What this task involves:
Pull every "Scharfstellung" line out of the data below.

Dataset:
Start

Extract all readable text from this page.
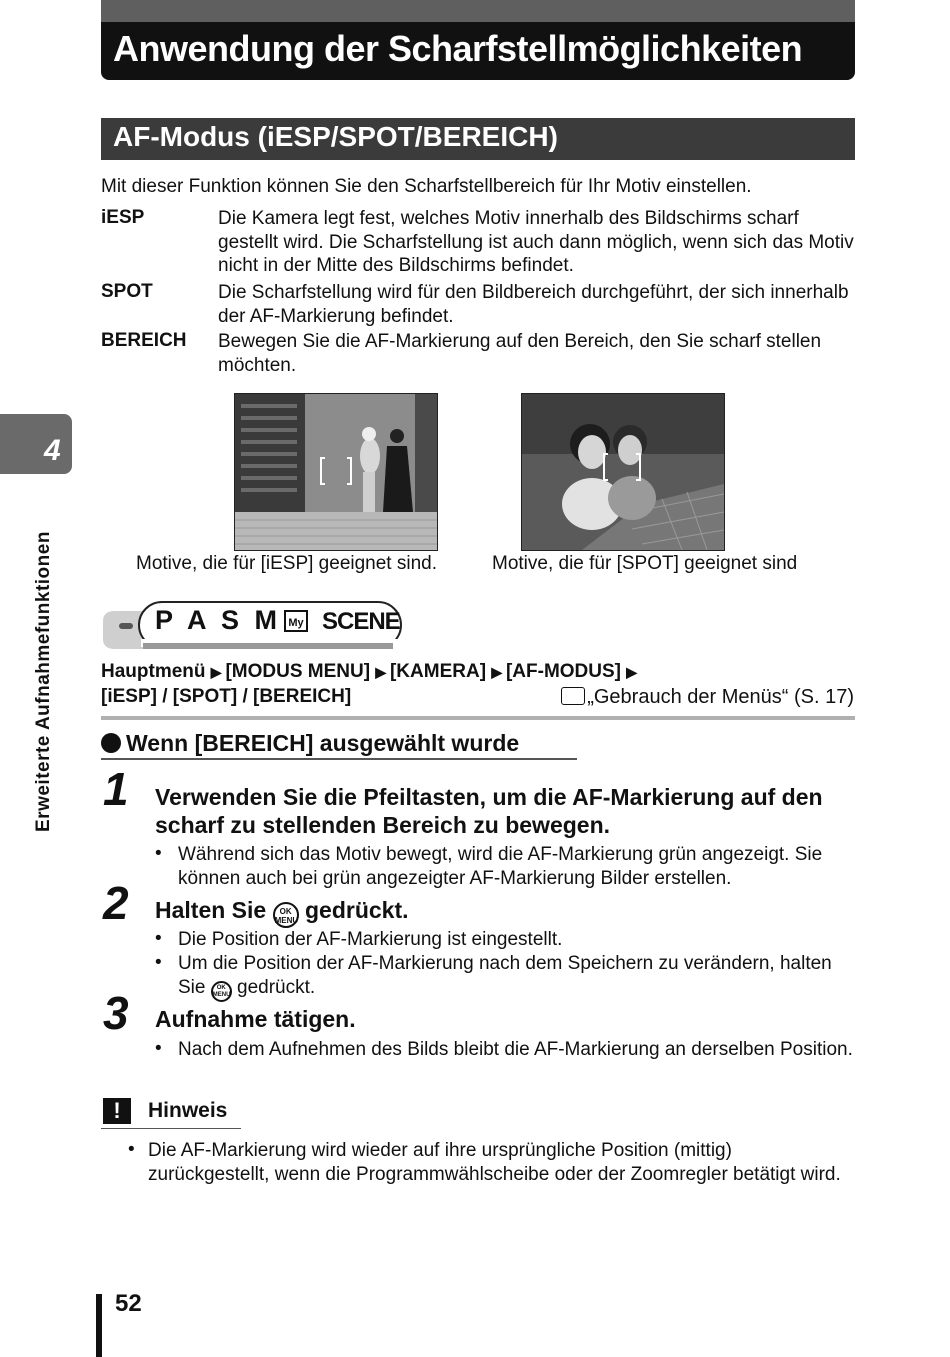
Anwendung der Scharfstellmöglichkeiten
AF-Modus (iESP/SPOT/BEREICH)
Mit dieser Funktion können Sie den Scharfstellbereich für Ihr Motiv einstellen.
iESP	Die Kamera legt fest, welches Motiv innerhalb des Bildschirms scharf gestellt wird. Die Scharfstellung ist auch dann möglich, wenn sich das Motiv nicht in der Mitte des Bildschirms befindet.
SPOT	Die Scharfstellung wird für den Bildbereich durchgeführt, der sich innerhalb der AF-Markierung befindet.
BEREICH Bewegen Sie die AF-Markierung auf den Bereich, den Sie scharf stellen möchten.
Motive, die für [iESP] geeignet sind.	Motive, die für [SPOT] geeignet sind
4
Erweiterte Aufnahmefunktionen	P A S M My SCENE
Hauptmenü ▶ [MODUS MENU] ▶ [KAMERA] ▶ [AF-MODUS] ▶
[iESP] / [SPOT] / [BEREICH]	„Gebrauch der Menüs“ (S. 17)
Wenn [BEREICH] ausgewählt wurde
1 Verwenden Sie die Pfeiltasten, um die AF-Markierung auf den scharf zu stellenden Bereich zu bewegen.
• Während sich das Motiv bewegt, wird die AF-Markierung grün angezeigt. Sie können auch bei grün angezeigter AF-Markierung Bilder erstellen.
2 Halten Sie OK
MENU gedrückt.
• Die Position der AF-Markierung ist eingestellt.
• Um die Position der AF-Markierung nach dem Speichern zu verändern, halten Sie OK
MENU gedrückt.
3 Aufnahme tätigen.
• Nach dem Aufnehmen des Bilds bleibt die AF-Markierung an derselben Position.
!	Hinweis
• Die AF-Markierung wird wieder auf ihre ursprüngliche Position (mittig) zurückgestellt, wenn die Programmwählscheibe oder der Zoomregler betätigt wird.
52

End
Start

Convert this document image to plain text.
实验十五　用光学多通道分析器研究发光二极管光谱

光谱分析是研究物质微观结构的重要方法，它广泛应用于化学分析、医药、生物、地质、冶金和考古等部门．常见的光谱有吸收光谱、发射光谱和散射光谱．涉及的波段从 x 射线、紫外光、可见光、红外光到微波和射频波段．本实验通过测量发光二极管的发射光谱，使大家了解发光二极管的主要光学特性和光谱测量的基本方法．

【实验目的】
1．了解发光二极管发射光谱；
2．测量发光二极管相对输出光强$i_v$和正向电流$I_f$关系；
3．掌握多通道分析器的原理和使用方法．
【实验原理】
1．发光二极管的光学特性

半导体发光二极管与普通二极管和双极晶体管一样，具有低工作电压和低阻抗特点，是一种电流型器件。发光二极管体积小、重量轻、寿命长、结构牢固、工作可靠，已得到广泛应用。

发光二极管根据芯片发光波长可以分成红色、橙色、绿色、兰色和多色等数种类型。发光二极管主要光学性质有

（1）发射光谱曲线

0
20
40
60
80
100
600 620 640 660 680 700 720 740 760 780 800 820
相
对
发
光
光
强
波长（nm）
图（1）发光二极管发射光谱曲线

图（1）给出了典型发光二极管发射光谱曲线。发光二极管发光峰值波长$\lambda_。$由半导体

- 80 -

End

The response:
iESP	Die Kamera legt fest, welches Motiv innerhalb des Bildschirms scharf gestellt wird. Die Scharfstellung ist auch dann möglich, wenn sich das Motiv nicht in der Mitte des Bildschirms befindet.
SPOT	Die Scharfstellung wird für den Bildbereich durchgeführt, der sich innerhalb der AF-Markierung befindet.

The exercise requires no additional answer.